*Objective*
Output every line below without omitting or altering anything.

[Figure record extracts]
━━━━━━━━━━━━━━━━
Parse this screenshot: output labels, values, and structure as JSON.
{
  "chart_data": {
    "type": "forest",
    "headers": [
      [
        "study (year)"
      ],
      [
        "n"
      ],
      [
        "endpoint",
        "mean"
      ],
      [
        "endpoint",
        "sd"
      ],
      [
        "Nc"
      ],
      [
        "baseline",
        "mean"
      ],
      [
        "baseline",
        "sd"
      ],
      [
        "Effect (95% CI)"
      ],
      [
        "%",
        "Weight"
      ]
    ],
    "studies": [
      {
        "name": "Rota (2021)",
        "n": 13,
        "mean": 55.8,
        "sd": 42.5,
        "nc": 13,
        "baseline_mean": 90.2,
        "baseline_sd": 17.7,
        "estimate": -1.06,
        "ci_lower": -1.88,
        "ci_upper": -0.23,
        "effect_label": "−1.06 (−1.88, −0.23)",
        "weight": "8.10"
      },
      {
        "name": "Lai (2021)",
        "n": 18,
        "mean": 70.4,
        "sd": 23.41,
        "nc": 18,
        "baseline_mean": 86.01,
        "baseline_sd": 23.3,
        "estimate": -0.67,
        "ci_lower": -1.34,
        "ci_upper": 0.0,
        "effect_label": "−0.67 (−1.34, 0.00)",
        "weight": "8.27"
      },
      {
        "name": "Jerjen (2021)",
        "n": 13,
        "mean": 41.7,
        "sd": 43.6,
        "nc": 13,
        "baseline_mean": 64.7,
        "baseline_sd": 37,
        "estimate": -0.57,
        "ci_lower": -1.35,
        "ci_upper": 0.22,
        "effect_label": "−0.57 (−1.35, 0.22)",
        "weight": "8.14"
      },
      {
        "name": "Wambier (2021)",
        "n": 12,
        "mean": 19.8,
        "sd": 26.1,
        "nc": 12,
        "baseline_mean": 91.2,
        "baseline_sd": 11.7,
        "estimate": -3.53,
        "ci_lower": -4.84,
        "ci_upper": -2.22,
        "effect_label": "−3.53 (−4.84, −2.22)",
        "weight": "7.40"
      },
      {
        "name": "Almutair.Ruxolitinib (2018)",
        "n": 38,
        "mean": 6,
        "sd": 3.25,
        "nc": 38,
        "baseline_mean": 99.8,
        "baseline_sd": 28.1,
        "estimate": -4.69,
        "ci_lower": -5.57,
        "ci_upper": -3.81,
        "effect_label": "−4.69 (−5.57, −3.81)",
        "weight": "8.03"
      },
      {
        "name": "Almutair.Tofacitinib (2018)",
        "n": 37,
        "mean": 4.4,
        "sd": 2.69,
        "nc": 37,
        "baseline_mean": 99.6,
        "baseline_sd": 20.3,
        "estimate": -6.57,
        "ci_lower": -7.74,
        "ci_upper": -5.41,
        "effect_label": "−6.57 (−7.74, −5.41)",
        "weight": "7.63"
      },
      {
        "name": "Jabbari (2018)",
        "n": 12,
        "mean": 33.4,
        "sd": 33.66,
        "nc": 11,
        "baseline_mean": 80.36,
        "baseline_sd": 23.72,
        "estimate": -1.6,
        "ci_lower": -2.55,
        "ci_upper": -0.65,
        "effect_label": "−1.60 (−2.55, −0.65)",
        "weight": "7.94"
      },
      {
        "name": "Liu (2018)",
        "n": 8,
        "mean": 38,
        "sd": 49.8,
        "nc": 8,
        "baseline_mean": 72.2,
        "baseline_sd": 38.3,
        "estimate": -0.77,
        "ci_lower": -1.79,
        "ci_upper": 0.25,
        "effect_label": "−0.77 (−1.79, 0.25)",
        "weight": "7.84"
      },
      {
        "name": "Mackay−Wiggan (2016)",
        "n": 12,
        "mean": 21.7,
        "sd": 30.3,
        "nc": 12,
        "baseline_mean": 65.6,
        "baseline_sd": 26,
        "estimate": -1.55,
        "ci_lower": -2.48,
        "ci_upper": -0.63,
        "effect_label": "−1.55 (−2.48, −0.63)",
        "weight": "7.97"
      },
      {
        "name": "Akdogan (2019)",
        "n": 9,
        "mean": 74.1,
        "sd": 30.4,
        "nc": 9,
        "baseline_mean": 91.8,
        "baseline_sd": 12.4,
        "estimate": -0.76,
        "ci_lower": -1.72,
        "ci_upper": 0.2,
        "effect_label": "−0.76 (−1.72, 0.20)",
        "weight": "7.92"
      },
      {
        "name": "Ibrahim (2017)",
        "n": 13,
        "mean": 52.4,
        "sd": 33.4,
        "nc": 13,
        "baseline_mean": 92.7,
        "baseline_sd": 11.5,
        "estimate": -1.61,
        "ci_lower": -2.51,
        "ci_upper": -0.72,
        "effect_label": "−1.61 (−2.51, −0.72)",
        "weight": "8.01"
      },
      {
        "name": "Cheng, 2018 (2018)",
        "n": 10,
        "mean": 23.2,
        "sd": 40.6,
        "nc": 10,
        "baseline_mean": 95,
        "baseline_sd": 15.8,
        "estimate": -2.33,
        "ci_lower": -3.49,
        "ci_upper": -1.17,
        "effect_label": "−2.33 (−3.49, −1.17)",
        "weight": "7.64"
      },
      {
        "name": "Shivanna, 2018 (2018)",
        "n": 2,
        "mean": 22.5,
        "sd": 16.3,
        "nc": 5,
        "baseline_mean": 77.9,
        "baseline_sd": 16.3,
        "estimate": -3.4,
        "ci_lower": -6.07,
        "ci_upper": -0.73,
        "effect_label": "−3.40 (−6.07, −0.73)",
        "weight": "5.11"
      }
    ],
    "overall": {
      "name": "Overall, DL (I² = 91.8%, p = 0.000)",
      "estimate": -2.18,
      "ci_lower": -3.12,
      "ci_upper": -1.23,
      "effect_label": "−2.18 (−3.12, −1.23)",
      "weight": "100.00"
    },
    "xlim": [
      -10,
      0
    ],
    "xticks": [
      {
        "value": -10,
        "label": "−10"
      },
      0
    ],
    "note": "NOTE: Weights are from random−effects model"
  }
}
━━━━━━━━━━━━━━━━
*Reply*
Parse this screenshot: output labels, values, and structure as JSON.
{
  "chart_data": {
    "type": "forest",
    "headers": [
      [
        "study (year)"
      ],
      [
        "n"
      ],
      [
        "endpoint",
        "mean"
      ],
      [
        "endpoint",
        "sd"
      ],
      [
        "Nc"
      ],
      [
        "baseline",
        "mean"
      ],
      [
        "baseline",
        "sd"
      ],
      [
        "Effect (95% CI)"
      ],
      [
        "%",
        "Weight"
      ]
    ],
    "studies": [
      {
        "name": "Rota (2021)",
        "n": 13,
        "mean": 55.8,
        "sd": 42.5,
        "nc": 13,
        "baseline_mean": 90.2,
        "baseline_sd": 17.7,
        "estimate": -1.06,
        "ci_lower": -1.88,
        "ci_upper": -0.23,
        "effect_label": "−1.06 (−1.88, −0.23)",
        "weight": "8.10"
      },
      {
        "name": "Lai (2021)",
        "n": 18,
        "mean": 70.4,
        "sd": 23.41,
        "nc": 18,
        "baseline_mean": 86.01,
        "baseline_sd": 23.3,
        "estimate": -0.67,
        "ci_lower": -1.34,
        "ci_upper": 0.0,
        "effect_label": "−0.67 (−1.34, 0.00)",
        "weight": "8.27"
      },
      {
        "name": "Jerjen (2021)",
        "n": 13,
        "mean": 41.7,
        "sd": 43.6,
        "nc": 13,
        "baseline_mean": 64.7,
        "baseline_sd": 37,
        "estimate": -0.57,
        "ci_lower": -1.35,
        "ci_upper": 0.22,
        "effect_label": "−0.57 (−1.35, 0.22)",
        "weight": "8.14"
      },
      {
        "name": "Wambier (2021)",
        "n": 12,
        "mean": 19.8,
        "sd": 26.1,
        "nc": 12,
        "baseline_mean": 91.2,
        "baseline_sd": 11.7,
        "estimate": -3.53,
        "ci_lower": -4.84,
        "ci_upper": -2.22,
        "effect_label": "−3.53 (−4.84, −2.22)",
        "weight": "7.40"
      },
      {
        "name": "Almutair.Ruxolitinib (2018)",
        "n": 38,
        "mean": 6,
        "sd": 3.25,
        "nc": 38,
        "baseline_mean": 99.8,
        "baseline_sd": 28.1,
        "estimate": -4.69,
        "ci_lower": -5.57,
        "ci_upper": -3.81,
        "effect_label": "−4.69 (−5.57, −3.81)",
        "weight": "8.03"
      },
      {
        "name": "Almutair.Tofacitinib (2018)",
        "n": 37,
        "mean": 4.4,
        "sd": 2.69,
        "nc": 37,
        "baseline_mean": 99.6,
        "baseline_sd": 20.3,
        "estimate": -6.57,
        "ci_lower": -7.74,
        "ci_upper": -5.41,
        "effect_label": "−6.57 (−7.74, −5.41)",
        "weight": "7.63"
      },
      {
        "name": "Jabbari (2018)",
        "n": 12,
        "mean": 33.4,
        "sd": 33.66,
        "nc": 11,
        "baseline_mean": 80.36,
        "baseline_sd": 23.72,
        "estimate": -1.6,
        "ci_lower": -2.55,
        "ci_upper": -0.65,
        "effect_label": "−1.60 (−2.55, −0.65)",
        "weight": "7.94"
      },
      {
        "name": "Liu (2018)",
        "n": 8,
        "mean": 38,
        "sd": 49.8,
        "nc": 8,
        "baseline_mean": 72.2,
        "baseline_sd": 38.3,
        "estimate": -0.77,
        "ci_lower": -1.79,
        "ci_upper": 0.25,
        "effect_label": "−0.77 (−1.79, 0.25)",
        "weight": "7.84"
      },
      {
        "name": "Mackay−Wiggan (2016)",
        "n": 12,
        "mean": 21.7,
        "sd": 30.3,
        "nc": 12,
        "baseline_mean": 65.6,
        "baseline_sd": 26,
        "estimate": -1.55,
        "ci_lower": -2.48,
        "ci_upper": -0.63,
        "effect_label": "−1.55 (−2.48, −0.63)",
        "weight": "7.97"
      },
      {
        "name": "Akdogan (2019)",
        "n": 9,
        "mean": 74.1,
        "sd": 30.4,
        "nc": 9,
        "baseline_mean": 91.8,
        "baseline_sd": 12.4,
        "estimate": -0.76,
        "ci_lower": -1.72,
        "ci_upper": 0.2,
        "effect_label": "−0.76 (−1.72, 0.20)",
        "weight": "7.92"
      },
      {
        "name": "Ibrahim (2017)",
        "n": 13,
        "mean": 52.4,
        "sd": 33.4,
        "nc": 13,
        "baseline_mean": 92.7,
        "baseline_sd": 11.5,
        "estimate": -1.61,
        "ci_lower": -2.51,
        "ci_upper": -0.72,
        "effect_label": "−1.61 (−2.51, −0.72)",
        "weight": "8.01"
      },
      {
        "name": "Cheng, 2018 (2018)",
        "n": 10,
        "mean": 23.2,
        "sd": 40.6,
        "nc": 10,
        "baseline_mean": 95,
        "baseline_sd": 15.8,
        "estimate": -2.33,
        "ci_lower": -3.49,
        "ci_upper": -1.17,
        "effect_label": "−2.33 (−3.49, −1.17)",
        "weight": "7.64"
      },
      {
        "name": "Shivanna, 2018 (2018)",
        "n": 2,
        "mean": 22.5,
        "sd": 16.3,
        "nc": 5,
        "baseline_mean": 77.9,
        "baseline_sd": 16.3,
        "estimate": -3.4,
        "ci_lower": -6.07,
        "ci_upper": -0.73,
        "effect_label": "−3.40 (−6.07, −0.73)",
        "weight": "5.11"
      }
    ],
    "overall": {
      "name": "Overall, DL (I² = 91.8%, p = 0.000)",
      "estimate": -2.18,
      "ci_lower": -3.12,
      "ci_upper": -1.23,
      "effect_label": "−2.18 (−3.12, −1.23)",
      "weight": "100.00"
    },
    "xlim": [
      -10,
      0
    ],
    "xticks": [
      {
        "value": -10,
        "label": "−10"
      },
      0
    ],
    "note": "NOTE: Weights are from random−effects model"
  }
}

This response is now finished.